- TO BE DONE: Repeat every line of the data below verbatim.

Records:
◆ ◆ ◆ ◆ ◆

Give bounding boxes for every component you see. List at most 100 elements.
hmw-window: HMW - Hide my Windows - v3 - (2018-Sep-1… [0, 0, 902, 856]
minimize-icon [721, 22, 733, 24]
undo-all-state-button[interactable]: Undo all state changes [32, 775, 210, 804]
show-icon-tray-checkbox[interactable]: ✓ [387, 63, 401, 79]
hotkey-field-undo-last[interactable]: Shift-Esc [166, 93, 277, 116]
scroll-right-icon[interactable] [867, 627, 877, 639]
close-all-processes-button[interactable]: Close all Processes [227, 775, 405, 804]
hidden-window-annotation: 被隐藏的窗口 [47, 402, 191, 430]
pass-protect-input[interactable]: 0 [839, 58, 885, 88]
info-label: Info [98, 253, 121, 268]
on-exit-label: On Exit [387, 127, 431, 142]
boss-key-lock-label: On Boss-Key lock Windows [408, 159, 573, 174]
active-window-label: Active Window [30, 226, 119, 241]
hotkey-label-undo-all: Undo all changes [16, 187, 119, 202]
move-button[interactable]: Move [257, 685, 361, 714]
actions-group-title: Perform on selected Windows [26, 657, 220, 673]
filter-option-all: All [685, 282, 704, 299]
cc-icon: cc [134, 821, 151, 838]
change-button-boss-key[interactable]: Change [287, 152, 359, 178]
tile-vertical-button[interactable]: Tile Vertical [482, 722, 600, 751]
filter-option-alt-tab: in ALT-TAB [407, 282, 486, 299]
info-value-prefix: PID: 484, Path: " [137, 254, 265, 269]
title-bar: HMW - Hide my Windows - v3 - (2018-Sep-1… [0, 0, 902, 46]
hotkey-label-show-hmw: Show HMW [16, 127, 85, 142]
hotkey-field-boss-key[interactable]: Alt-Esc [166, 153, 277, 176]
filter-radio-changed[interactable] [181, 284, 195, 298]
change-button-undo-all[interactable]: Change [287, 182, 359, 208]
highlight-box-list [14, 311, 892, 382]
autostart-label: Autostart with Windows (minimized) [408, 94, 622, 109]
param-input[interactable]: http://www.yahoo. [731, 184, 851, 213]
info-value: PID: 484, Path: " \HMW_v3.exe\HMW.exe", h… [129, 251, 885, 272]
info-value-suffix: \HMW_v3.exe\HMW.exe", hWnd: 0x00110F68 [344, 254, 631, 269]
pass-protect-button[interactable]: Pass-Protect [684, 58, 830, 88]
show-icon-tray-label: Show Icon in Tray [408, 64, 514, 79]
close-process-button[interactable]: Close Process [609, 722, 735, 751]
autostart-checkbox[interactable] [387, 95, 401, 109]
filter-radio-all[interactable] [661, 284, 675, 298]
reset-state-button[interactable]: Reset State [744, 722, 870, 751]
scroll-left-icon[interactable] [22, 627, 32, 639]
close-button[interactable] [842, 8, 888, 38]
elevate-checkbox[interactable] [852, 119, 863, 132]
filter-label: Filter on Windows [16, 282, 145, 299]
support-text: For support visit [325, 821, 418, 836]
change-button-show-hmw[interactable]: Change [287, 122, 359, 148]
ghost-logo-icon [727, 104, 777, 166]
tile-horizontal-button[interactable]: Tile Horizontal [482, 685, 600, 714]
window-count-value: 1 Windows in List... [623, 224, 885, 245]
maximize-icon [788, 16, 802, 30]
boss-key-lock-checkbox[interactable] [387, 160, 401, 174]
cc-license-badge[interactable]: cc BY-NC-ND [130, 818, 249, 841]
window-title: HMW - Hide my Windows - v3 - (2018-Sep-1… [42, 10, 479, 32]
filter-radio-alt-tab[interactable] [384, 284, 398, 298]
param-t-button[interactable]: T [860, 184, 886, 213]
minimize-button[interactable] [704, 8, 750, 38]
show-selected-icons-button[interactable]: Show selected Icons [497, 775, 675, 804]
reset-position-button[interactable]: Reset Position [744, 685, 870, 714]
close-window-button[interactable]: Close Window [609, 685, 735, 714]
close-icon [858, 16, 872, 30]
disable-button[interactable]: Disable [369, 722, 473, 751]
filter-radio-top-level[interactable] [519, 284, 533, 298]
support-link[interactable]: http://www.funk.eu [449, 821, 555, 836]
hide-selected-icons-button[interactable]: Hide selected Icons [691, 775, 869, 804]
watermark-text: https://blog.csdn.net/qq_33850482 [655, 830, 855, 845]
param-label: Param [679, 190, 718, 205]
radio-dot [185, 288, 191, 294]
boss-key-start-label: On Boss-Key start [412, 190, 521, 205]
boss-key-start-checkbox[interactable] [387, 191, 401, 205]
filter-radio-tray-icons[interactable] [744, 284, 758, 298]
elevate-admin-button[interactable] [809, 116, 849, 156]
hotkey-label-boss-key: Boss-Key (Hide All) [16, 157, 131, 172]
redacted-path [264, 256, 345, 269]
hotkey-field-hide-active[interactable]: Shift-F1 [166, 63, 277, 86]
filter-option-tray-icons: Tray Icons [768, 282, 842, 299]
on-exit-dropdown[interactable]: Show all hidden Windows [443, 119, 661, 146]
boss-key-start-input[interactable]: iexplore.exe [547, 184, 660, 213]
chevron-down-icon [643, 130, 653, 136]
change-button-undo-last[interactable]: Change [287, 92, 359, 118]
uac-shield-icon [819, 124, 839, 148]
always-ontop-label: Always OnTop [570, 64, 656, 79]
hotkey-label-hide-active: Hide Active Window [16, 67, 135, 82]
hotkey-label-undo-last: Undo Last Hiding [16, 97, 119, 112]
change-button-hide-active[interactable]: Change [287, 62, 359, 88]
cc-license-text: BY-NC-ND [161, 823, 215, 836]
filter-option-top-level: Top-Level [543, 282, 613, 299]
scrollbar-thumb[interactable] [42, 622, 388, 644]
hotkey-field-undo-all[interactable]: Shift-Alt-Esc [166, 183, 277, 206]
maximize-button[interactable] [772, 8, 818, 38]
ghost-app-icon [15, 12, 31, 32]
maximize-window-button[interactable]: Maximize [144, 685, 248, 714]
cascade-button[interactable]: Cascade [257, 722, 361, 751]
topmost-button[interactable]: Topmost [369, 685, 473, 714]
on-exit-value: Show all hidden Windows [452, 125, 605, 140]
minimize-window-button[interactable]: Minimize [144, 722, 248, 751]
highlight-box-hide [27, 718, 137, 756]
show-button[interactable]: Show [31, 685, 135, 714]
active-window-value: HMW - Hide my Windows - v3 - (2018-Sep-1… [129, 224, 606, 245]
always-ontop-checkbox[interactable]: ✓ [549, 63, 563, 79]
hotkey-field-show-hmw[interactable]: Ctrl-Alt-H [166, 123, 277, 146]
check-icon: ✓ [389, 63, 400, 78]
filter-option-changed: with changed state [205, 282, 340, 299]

◆ ◆ ◆ ◆ ◆

- COMPLETED EXERCISE:
Give bounding boxes for every component you see. List at most 100 elements.
hmw-window: HMW - Hide my Windows - v3 - (2018-Sep-1… [0, 0, 902, 856]
minimize-icon [721, 22, 733, 24]
undo-all-state-button[interactable]: Undo all state changes [32, 775, 210, 804]
show-icon-tray-checkbox[interactable]: ✓ [387, 63, 401, 79]
hotkey-field-undo-last[interactable]: Shift-Esc [166, 93, 277, 116]
scroll-right-icon[interactable] [867, 627, 877, 639]
close-all-processes-button[interactable]: Close all Processes [227, 775, 405, 804]
hidden-window-annotation: 被隐藏的窗口 [47, 402, 191, 430]
pass-protect-input[interactable]: 0 [839, 58, 885, 88]
info-label: Info [98, 253, 121, 268]
on-exit-label: On Exit [387, 127, 431, 142]
boss-key-lock-label: On Boss-Key lock Windows [408, 159, 573, 174]
active-window-label: Active Window [30, 226, 119, 241]
hotkey-label-undo-all: Undo all changes [16, 187, 119, 202]
move-button[interactable]: Move [257, 685, 361, 714]
actions-group-title: Perform on selected Windows [26, 657, 220, 673]
filter-option-all: All [685, 282, 704, 299]
cc-icon: cc [134, 821, 151, 838]
change-button-boss-key[interactable]: Change [287, 152, 359, 178]
tile-vertical-button[interactable]: Tile Vertical [482, 722, 600, 751]
filter-option-alt-tab: in ALT-TAB [407, 282, 486, 299]
info-value-prefix: PID: 484, Path: " [137, 254, 265, 269]
title-bar: HMW - Hide my Windows - v3 - (2018-Sep-1… [0, 0, 902, 46]
hotkey-label-show-hmw: Show HMW [16, 127, 85, 142]
hotkey-field-boss-key[interactable]: Alt-Esc [166, 153, 277, 176]
filter-radio-changed[interactable] [181, 284, 195, 298]
change-button-undo-all[interactable]: Change [287, 182, 359, 208]
highlight-box-list [14, 311, 892, 382]
autostart-label: Autostart with Windows (minimized) [408, 94, 622, 109]
param-input[interactable]: http://www.yahoo. [731, 184, 851, 213]
info-value: PID: 484, Path: " \HMW_v3.exe\HMW.exe", h… [129, 251, 885, 272]
info-value-suffix: \HMW_v3.exe\HMW.exe", hWnd: 0x00110F68 [344, 254, 631, 269]
pass-protect-button[interactable]: Pass-Protect [684, 58, 830, 88]
show-icon-tray-label: Show Icon in Tray [408, 64, 514, 79]
close-process-button[interactable]: Close Process [609, 722, 735, 751]
autostart-checkbox[interactable] [387, 95, 401, 109]
filter-radio-all[interactable] [661, 284, 675, 298]
reset-state-button[interactable]: Reset State [744, 722, 870, 751]
scroll-left-icon[interactable] [22, 627, 32, 639]
close-button[interactable] [842, 8, 888, 38]
elevate-checkbox[interactable] [852, 119, 863, 132]
filter-label: Filter on Windows [16, 282, 145, 299]
support-text: For support visit [325, 821, 418, 836]
change-button-show-hmw[interactable]: Change [287, 122, 359, 148]
ghost-logo-icon [727, 104, 777, 166]
tile-horizontal-button[interactable]: Tile Horizontal [482, 685, 600, 714]
window-count-value: 1 Windows in List... [623, 224, 885, 245]
maximize-icon [788, 16, 802, 30]
boss-key-lock-checkbox[interactable] [387, 160, 401, 174]
cc-license-badge[interactable]: cc BY-NC-ND [130, 818, 249, 841]
window-title: HMW - Hide my Windows - v3 - (2018-Sep-1… [42, 10, 479, 32]
filter-radio-alt-tab[interactable] [384, 284, 398, 298]
param-t-button[interactable]: T [860, 184, 886, 213]
minimize-button[interactable] [704, 8, 750, 38]
show-selected-icons-button[interactable]: Show selected Icons [497, 775, 675, 804]
reset-position-button[interactable]: Reset Position [744, 685, 870, 714]
close-window-button[interactable]: Close Window [609, 685, 735, 714]
close-icon [858, 16, 872, 30]
disable-button[interactable]: Disable [369, 722, 473, 751]
filter-radio-top-level[interactable] [519, 284, 533, 298]
support-link[interactable]: http://www.funk.eu [449, 821, 555, 836]
hide-selected-icons-button[interactable]: Hide selected Icons [691, 775, 869, 804]
watermark-text: https://blog.csdn.net/qq_33850482 [655, 830, 855, 845]
param-label: Param [679, 190, 718, 205]
radio-dot [185, 288, 191, 294]
boss-key-start-label: On Boss-Key start [412, 190, 521, 205]
boss-key-start-checkbox[interactable] [387, 191, 401, 205]
filter-radio-tray-icons[interactable] [744, 284, 758, 298]
elevate-admin-button[interactable] [809, 116, 849, 156]
hotkey-label-boss-key: Boss-Key (Hide All) [16, 157, 131, 172]
redacted-path [264, 256, 345, 269]
hotkey-field-hide-active[interactable]: Shift-F1 [166, 63, 277, 86]
filter-option-tray-icons: Tray Icons [768, 282, 842, 299]
on-exit-dropdown[interactable]: Show all hidden Windows [443, 119, 661, 146]
boss-key-start-input[interactable]: iexplore.exe [547, 184, 660, 213]
chevron-down-icon [643, 130, 653, 136]
change-button-undo-last[interactable]: Change [287, 92, 359, 118]
uac-shield-icon [819, 124, 839, 148]
always-ontop-label: Always OnTop [570, 64, 656, 79]
hotkey-label-hide-active: Hide Active Window [16, 67, 135, 82]
hotkey-label-undo-last: Undo Last Hiding [16, 97, 119, 112]
change-button-hide-active[interactable]: Change [287, 62, 359, 88]
cc-license-text: BY-NC-ND [161, 823, 215, 836]
filter-option-top-level: Top-Level [543, 282, 613, 299]
scrollbar-thumb[interactable] [42, 622, 388, 644]
hotkey-field-undo-all[interactable]: Shift-Alt-Esc [166, 183, 277, 206]
maximize-button[interactable] [772, 8, 818, 38]
ghost-app-icon [15, 12, 31, 32]
maximize-window-button[interactable]: Maximize [144, 685, 248, 714]
cascade-button[interactable]: Cascade [257, 722, 361, 751]
topmost-button[interactable]: Topmost [369, 685, 473, 714]
on-exit-value: Show all hidden Windows [452, 125, 605, 140]
minimize-window-button[interactable]: Minimize [144, 722, 248, 751]
highlight-box-hide [27, 718, 137, 756]
show-button[interactable]: Show [31, 685, 135, 714]
active-window-value: HMW - Hide my Windows - v3 - (2018-Sep-1… [129, 224, 606, 245]
always-ontop-checkbox[interactable]: ✓ [549, 63, 563, 79]
hotkey-field-show-hmw[interactable]: Ctrl-Alt-H [166, 123, 277, 146]
check-icon: ✓ [389, 63, 400, 78]
filter-option-changed: with changed state [205, 282, 340, 299]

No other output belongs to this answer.